— BEGIN —

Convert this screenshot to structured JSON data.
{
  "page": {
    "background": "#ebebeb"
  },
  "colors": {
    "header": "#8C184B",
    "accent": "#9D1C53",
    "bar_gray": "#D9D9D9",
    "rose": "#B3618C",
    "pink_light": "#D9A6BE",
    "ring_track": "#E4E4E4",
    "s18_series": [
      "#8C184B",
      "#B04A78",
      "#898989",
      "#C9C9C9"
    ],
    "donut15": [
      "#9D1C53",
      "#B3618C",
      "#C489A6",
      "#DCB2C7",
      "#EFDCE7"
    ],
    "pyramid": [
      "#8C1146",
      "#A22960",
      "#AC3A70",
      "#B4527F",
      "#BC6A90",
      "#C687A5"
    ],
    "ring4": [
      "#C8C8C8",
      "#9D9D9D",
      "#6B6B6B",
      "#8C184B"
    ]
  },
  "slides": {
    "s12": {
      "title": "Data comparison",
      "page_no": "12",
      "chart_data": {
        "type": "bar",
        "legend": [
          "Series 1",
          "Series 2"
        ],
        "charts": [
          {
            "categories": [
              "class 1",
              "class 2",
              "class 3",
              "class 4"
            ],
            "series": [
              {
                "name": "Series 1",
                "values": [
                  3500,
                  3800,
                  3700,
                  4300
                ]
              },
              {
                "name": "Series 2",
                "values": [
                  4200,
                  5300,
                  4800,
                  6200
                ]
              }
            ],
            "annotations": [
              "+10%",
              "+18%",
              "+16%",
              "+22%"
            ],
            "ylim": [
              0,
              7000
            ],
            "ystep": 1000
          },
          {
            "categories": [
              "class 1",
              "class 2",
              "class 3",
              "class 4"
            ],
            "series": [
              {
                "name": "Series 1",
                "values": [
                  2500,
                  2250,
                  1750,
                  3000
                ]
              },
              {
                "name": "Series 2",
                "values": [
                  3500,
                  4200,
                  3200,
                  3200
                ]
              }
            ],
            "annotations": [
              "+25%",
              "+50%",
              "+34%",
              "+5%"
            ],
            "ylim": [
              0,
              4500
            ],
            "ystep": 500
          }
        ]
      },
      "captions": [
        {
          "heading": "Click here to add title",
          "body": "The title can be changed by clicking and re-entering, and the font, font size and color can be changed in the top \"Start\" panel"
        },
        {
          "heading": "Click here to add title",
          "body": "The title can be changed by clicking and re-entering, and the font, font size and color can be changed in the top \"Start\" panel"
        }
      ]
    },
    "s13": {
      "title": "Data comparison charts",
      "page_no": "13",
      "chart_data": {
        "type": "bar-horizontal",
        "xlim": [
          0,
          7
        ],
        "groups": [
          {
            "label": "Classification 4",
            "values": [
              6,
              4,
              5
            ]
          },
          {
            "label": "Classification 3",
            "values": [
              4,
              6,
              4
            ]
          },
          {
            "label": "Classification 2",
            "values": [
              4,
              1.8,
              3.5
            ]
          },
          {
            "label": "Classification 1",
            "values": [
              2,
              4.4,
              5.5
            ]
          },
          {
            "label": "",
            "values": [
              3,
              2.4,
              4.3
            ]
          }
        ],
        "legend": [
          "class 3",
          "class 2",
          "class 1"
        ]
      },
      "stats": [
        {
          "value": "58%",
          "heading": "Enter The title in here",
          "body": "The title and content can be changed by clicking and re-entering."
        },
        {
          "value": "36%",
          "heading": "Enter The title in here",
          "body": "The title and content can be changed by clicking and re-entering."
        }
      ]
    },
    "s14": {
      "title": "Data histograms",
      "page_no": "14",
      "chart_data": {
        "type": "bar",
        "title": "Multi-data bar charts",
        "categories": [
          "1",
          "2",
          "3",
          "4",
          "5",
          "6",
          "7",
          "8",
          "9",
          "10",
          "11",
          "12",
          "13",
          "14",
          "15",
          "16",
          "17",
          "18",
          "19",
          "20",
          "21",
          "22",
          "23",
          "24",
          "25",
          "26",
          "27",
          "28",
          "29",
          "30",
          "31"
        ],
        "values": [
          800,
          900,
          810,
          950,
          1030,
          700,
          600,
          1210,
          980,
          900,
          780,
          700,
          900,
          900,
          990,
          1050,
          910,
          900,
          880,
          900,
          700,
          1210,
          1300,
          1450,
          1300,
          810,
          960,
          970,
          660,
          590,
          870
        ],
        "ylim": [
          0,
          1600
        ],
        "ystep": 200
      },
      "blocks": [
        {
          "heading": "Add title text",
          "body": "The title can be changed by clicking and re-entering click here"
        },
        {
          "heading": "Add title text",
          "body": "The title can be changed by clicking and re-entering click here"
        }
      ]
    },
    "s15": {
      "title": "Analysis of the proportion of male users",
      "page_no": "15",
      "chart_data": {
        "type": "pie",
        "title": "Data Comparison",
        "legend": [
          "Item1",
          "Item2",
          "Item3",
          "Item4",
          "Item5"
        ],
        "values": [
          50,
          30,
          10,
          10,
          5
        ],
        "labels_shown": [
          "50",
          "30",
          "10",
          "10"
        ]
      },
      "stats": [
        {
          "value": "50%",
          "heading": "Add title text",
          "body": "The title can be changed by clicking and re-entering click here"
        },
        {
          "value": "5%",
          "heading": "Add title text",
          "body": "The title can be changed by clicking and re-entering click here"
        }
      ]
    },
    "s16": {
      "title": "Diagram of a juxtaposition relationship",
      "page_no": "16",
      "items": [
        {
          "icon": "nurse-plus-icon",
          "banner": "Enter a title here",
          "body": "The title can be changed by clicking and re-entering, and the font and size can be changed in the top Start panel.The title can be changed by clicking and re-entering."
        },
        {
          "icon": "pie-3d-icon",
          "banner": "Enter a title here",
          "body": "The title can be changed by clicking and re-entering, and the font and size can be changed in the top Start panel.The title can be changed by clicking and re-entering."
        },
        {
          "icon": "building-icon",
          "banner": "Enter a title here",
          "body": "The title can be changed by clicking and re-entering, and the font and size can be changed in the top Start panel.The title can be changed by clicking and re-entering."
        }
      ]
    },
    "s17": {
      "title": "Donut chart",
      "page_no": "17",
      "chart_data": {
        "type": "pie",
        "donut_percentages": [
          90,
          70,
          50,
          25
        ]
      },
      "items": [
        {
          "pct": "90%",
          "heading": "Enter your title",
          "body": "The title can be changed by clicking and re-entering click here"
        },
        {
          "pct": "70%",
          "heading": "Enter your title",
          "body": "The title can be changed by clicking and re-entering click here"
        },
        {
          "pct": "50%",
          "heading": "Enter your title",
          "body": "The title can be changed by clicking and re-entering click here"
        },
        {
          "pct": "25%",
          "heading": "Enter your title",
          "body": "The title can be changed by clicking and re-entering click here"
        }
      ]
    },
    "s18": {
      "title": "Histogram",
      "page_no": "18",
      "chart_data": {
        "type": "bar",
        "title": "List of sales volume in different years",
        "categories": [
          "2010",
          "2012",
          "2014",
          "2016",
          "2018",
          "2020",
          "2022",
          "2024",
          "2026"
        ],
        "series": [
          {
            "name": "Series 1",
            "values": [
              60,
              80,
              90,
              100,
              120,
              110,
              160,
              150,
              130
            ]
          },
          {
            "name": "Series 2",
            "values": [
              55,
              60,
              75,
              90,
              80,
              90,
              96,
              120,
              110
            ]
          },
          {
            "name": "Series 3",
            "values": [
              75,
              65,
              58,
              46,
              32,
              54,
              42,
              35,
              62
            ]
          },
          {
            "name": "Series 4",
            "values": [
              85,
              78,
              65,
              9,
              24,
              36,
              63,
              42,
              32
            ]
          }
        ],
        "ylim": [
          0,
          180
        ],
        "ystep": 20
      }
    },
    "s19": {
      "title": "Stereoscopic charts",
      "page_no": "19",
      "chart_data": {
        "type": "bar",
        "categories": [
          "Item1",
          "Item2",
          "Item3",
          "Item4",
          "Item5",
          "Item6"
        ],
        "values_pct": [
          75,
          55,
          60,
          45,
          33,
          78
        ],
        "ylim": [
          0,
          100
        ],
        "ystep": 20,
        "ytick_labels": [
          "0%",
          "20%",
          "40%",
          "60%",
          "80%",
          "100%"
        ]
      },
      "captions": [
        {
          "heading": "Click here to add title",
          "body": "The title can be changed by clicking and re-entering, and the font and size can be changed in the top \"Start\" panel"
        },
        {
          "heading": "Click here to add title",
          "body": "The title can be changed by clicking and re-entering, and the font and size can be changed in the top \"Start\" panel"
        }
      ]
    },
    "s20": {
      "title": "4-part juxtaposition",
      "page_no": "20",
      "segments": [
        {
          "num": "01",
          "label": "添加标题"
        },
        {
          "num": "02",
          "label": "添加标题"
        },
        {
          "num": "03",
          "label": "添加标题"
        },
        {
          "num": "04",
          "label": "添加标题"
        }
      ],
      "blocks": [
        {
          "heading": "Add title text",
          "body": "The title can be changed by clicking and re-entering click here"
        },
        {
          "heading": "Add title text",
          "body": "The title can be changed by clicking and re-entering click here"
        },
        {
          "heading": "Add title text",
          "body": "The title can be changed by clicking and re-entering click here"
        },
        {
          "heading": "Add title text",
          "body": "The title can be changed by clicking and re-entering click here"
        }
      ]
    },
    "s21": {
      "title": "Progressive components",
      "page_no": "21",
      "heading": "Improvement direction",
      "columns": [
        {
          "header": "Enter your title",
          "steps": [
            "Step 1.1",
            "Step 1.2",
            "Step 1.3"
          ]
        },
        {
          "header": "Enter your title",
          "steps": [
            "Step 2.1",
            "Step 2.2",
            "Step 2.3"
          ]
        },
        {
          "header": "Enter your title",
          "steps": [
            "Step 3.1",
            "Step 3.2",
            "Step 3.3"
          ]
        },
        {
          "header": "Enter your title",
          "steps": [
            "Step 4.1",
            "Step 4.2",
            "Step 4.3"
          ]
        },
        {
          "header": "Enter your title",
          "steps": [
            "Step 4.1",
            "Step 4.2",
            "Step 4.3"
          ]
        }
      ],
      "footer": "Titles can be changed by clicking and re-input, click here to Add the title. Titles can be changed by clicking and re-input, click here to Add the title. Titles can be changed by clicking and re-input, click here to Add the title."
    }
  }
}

— END —

Copy every line of the listing that contains the word "Classification".

            "label": "Classification 4",
            "label": "Classification 3",
            "label": "Classification 2",
            "label": "Classification 1",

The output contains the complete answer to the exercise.